Start of Input data

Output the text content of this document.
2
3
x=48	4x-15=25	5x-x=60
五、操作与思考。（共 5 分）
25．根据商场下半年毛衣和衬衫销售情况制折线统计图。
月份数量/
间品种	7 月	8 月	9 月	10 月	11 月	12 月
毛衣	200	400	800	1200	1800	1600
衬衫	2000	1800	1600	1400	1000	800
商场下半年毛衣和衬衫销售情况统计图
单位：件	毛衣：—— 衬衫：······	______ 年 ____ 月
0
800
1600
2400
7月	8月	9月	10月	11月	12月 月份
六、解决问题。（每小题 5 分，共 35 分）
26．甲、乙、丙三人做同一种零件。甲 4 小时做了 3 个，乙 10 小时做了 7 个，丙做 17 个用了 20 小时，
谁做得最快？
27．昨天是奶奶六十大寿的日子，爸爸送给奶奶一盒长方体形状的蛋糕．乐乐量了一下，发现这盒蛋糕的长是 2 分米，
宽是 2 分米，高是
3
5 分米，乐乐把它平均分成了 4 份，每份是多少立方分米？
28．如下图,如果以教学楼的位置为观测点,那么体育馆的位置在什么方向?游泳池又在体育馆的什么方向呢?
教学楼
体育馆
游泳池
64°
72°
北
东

End of Input data

• [What the task asks] Restate the data above word for word, please.

• [Exercise result]
Output the text content of this document.
2
3
x=48	4x-15=25	5x-x=60
五、操作与思考。（共 5 分）
25．根据商场下半年毛衣和衬衫销售情况制折线统计图。
月份数量/
间品种	7 月	8 月	9 月	10 月	11 月	12 月
毛衣	200	400	800	1200	1800	1600
衬衫	2000	1800	1600	1400	1000	800
商场下半年毛衣和衬衫销售情况统计图
单位：件	毛衣：—— 衬衫：······	______ 年 ____ 月
0
800
1600
2400
7月	8月	9月	10月	11月	12月 月份
六、解决问题。（每小题 5 分，共 35 分）
26．甲、乙、丙三人做同一种零件。甲 4 小时做了 3 个，乙 10 小时做了 7 个，丙做 17 个用了 20 小时，
谁做得最快？
27．昨天是奶奶六十大寿的日子，爸爸送给奶奶一盒长方体形状的蛋糕．乐乐量了一下，发现这盒蛋糕的长是 2 分米，
宽是 2 分米，高是
3
5 分米，乐乐把它平均分成了 4 份，每份是多少立方分米？
28．如下图,如果以教学楼的位置为观测点,那么体育馆的位置在什么方向?游泳池又在体育馆的什么方向呢?
教学楼
体育馆
游泳池
64°
72°
北
东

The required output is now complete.